The exercise => Please quote every line word for word.
++++
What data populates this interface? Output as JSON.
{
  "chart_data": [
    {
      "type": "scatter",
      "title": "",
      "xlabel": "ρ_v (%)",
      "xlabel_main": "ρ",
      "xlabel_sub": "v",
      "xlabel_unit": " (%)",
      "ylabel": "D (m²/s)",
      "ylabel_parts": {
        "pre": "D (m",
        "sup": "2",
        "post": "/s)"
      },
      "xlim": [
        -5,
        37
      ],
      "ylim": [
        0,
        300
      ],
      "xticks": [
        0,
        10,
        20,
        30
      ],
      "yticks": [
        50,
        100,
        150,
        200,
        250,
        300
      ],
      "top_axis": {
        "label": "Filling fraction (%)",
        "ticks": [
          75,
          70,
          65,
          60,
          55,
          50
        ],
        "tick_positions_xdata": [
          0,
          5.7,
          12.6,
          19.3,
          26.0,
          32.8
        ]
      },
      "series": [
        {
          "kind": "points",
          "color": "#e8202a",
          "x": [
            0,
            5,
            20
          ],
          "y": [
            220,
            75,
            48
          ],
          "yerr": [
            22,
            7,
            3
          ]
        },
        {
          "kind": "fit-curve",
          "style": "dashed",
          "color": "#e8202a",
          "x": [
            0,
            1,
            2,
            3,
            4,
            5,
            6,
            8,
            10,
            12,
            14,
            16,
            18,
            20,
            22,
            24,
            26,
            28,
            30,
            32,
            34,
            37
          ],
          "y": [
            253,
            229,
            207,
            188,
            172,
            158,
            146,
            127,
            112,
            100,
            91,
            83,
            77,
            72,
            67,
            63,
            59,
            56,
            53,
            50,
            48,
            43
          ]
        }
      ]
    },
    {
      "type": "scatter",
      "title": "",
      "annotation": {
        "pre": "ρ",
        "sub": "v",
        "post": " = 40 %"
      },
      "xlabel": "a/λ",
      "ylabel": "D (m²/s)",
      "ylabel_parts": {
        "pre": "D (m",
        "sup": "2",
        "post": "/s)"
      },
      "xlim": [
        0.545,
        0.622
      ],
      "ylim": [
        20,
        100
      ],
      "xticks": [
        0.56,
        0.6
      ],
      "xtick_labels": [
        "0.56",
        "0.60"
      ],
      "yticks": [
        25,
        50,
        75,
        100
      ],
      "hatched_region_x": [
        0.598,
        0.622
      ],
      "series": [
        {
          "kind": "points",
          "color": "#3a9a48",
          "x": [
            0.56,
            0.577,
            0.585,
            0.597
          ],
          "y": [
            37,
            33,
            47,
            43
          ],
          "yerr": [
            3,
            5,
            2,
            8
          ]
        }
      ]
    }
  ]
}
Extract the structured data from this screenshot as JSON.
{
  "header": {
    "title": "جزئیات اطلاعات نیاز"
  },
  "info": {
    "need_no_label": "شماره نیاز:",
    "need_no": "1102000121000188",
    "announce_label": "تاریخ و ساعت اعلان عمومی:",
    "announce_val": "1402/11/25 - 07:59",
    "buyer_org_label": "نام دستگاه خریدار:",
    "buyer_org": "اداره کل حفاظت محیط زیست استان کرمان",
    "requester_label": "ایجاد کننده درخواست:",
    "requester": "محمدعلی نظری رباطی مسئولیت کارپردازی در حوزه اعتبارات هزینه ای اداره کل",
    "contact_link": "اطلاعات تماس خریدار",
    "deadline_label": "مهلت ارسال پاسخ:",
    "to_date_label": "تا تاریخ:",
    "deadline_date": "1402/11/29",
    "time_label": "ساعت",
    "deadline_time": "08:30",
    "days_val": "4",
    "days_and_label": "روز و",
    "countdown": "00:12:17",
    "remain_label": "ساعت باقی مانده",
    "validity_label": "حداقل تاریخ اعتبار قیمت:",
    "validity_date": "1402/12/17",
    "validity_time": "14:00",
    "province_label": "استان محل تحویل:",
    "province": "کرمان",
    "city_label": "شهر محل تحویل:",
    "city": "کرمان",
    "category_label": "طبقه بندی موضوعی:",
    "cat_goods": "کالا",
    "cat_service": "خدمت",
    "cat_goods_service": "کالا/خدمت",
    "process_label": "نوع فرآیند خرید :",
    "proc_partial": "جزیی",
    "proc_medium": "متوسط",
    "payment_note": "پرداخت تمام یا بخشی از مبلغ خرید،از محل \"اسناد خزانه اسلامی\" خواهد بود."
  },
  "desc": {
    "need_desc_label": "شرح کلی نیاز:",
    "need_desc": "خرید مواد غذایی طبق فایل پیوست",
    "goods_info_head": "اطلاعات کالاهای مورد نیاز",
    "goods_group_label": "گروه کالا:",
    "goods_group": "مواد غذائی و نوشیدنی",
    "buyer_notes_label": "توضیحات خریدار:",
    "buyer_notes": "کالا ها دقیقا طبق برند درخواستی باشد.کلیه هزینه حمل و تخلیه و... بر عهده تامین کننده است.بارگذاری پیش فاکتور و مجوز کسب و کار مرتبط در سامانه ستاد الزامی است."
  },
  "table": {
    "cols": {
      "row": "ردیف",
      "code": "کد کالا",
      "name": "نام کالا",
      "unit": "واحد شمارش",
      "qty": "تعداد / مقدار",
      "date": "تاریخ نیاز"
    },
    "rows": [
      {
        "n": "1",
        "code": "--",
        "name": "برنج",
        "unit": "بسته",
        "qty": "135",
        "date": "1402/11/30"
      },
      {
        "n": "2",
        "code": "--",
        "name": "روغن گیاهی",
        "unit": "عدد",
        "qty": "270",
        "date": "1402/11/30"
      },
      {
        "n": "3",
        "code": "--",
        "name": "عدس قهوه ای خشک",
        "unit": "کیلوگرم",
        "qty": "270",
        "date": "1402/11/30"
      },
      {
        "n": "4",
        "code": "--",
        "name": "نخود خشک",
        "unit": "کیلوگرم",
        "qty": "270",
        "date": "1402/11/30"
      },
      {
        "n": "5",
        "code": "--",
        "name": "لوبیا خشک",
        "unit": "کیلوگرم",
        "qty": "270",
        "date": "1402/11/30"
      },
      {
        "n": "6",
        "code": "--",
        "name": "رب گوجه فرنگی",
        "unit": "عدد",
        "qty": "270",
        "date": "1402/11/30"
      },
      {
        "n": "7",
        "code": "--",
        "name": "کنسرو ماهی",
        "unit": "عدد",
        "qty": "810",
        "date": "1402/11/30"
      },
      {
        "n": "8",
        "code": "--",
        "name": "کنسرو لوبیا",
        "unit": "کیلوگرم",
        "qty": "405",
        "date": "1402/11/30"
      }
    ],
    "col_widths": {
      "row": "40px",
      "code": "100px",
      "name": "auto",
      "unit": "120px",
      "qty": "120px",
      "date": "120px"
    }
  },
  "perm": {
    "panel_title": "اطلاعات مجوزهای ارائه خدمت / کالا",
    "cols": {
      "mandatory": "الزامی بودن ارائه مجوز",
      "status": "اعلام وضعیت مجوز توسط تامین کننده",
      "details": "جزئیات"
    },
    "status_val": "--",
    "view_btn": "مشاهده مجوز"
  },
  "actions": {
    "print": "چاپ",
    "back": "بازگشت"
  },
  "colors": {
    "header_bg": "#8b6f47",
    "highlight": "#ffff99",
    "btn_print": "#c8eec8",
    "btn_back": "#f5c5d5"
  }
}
++++
Complete answer =>
What data populates this interface? Output as JSON.
{
  "chart_data": [
    {
      "type": "scatter",
      "title": "",
      "xlabel": "ρ_v (%)",
      "xlabel_main": "ρ",
      "xlabel_sub": "v",
      "xlabel_unit": " (%)",
      "ylabel": "D (m²/s)",
      "ylabel_parts": {
        "pre": "D (m",
        "sup": "2",
        "post": "/s)"
      },
      "xlim": [
        -5,
        37
      ],
      "ylim": [
        0,
        300
      ],
      "xticks": [
        0,
        10,
        20,
        30
      ],
      "yticks": [
        50,
        100,
        150,
        200,
        250,
        300
      ],
      "top_axis": {
        "label": "Filling fraction (%)",
        "ticks": [
          75,
          70,
          65,
          60,
          55,
          50
        ],
        "tick_positions_xdata": [
          0,
          5.7,
          12.6,
          19.3,
          26.0,
          32.8
        ]
      },
      "series": [
        {
          "kind": "points",
          "color": "#e8202a",
          "x": [
            0,
            5,
            20
          ],
          "y": [
            220,
            75,
            48
          ],
          "yerr": [
            22,
            7,
            3
          ]
        },
        {
          "kind": "fit-curve",
          "style": "dashed",
          "color": "#e8202a",
          "x": [
            0,
            1,
            2,
            3,
            4,
            5,
            6,
            8,
            10,
            12,
            14,
            16,
            18,
            20,
            22,
            24,
            26,
            28,
            30,
            32,
            34,
            37
          ],
          "y": [
            253,
            229,
            207,
            188,
            172,
            158,
            146,
            127,
            112,
            100,
            91,
            83,
            77,
            72,
            67,
            63,
            59,
            56,
            53,
            50,
            48,
            43
          ]
        }
      ]
    },
    {
      "type": "scatter",
      "title": "",
      "annotation": {
        "pre": "ρ",
        "sub": "v",
        "post": " = 40 %"
      },
      "xlabel": "a/λ",
      "ylabel": "D (m²/s)",
      "ylabel_parts": {
        "pre": "D (m",
        "sup": "2",
        "post": "/s)"
      },
      "xlim": [
        0.545,
        0.622
      ],
      "ylim": [
        20,
        100
      ],
      "xticks": [
        0.56,
        0.6
      ],
      "xtick_labels": [
        "0.56",
        "0.60"
      ],
      "yticks": [
        25,
        50,
        75,
        100
      ],
      "hatched_region_x": [
        0.598,
        0.622
      ],
      "series": [
        {
          "kind": "points",
          "color": "#3a9a48",
          "x": [
            0.56,
            0.577,
            0.585,
            0.597
          ],
          "y": [
            37,
            33,
            47,
            43
          ],
          "yerr": [
            3,
            5,
            2,
            8
          ]
        }
      ]
    }
  ]
}
Extract the structured data from this screenshot as JSON.
{
  "header": {
    "title": "جزئیات اطلاعات نیاز"
  },
  "info": {
    "need_no_label": "شماره نیاز:",
    "need_no": "1102000121000188",
    "announce_label": "تاریخ و ساعت اعلان عمومی:",
    "announce_val": "1402/11/25 - 07:59",
    "buyer_org_label": "نام دستگاه خریدار:",
    "buyer_org": "اداره کل حفاظت محیط زیست استان کرمان",
    "requester_label": "ایجاد کننده درخواست:",
    "requester": "محمدعلی نظری رباطی مسئولیت کارپردازی در حوزه اعتبارات هزینه ای اداره کل",
    "contact_link": "اطلاعات تماس خریدار",
    "deadline_label": "مهلت ارسال پاسخ:",
    "to_date_label": "تا تاریخ:",
    "deadline_date": "1402/11/29",
    "time_label": "ساعت",
    "deadline_time": "08:30",
    "days_val": "4",
    "days_and_label": "روز و",
    "countdown": "00:12:17",
    "remain_label": "ساعت باقی مانده",
    "validity_label": "حداقل تاریخ اعتبار قیمت:",
    "validity_date": "1402/12/17",
    "validity_time": "14:00",
    "province_label": "استان محل تحویل:",
    "province": "کرمان",
    "city_label": "شهر محل تحویل:",
    "city": "کرمان",
    "category_label": "طبقه بندی موضوعی:",
    "cat_goods": "کالا",
    "cat_service": "خدمت",
    "cat_goods_service": "کالا/خدمت",
    "process_label": "نوع فرآیند خرید :",
    "proc_partial": "جزیی",
    "proc_medium": "متوسط",
    "payment_note": "پرداخت تمام یا بخشی از مبلغ خرید،از محل \"اسناد خزانه اسلامی\" خواهد بود."
  },
  "desc": {
    "need_desc_label": "شرح کلی نیاز:",
    "need_desc": "خرید مواد غذایی طبق فایل پیوست",
    "goods_info_head": "اطلاعات کالاهای مورد نیاز",
    "goods_group_label": "گروه کالا:",
    "goods_group": "مواد غذائی و نوشیدنی",
    "buyer_notes_label": "توضیحات خریدار:",
    "buyer_notes": "کالا ها دقیقا طبق برند درخواستی باشد.کلیه هزینه حمل و تخلیه و... بر عهده تامین کننده است.بارگذاری پیش فاکتور و مجوز کسب و کار مرتبط در سامانه ستاد الزامی است."
  },
  "table": {
    "cols": {
      "row": "ردیف",
      "code": "کد کالا",
      "name": "نام کالا",
      "unit": "واحد شمارش",
      "qty": "تعداد / مقدار",
      "date": "تاریخ نیاز"
    },
    "rows": [
      {
        "n": "1",
        "code": "--",
        "name": "برنج",
        "unit": "بسته",
        "qty": "135",
        "date": "1402/11/30"
      },
      {
        "n": "2",
        "code": "--",
        "name": "روغن گیاهی",
        "unit": "عدد",
        "qty": "270",
        "date": "1402/11/30"
      },
      {
        "n": "3",
        "code": "--",
        "name": "عدس قهوه ای خشک",
        "unit": "کیلوگرم",
        "qty": "270",
        "date": "1402/11/30"
      },
      {
        "n": "4",
        "code": "--",
        "name": "نخود خشک",
        "unit": "کیلوگرم",
        "qty": "270",
        "date": "1402/11/30"
      },
      {
        "n": "5",
        "code": "--",
        "name": "لوبیا خشک",
        "unit": "کیلوگرم",
        "qty": "270",
        "date": "1402/11/30"
      },
      {
        "n": "6",
        "code": "--",
        "name": "رب گوجه فرنگی",
        "unit": "عدد",
        "qty": "270",
        "date": "1402/11/30"
      },
      {
        "n": "7",
        "code": "--",
        "name": "کنسرو ماهی",
        "unit": "عدد",
        "qty": "810",
        "date": "1402/11/30"
      },
      {
        "n": "8",
        "code": "--",
        "name": "کنسرو لوبیا",
        "unit": "کیلوگرم",
        "qty": "405",
        "date": "1402/11/30"
      }
    ],
    "col_widths": {
      "row": "40px",
      "code": "100px",
      "name": "auto",
      "unit": "120px",
      "qty": "120px",
      "date": "120px"
    }
  },
  "perm": {
    "panel_title": "اطلاعات مجوزهای ارائه خدمت / کالا",
    "cols": {
      "mandatory": "الزامی بودن ارائه مجوز",
      "status": "اعلام وضعیت مجوز توسط تامین کننده",
      "details": "جزئیات"
    },
    "status_val": "--",
    "view_btn": "مشاهده مجوز"
  },
  "actions": {
    "print": "چاپ",
    "back": "بازگشت"
  },
  "colors": {
    "header_bg": "#8b6f47",
    "highlight": "#ffff99",
    "btn_print": "#c8eec8",
    "btn_back": "#f5c5d5"
  }
}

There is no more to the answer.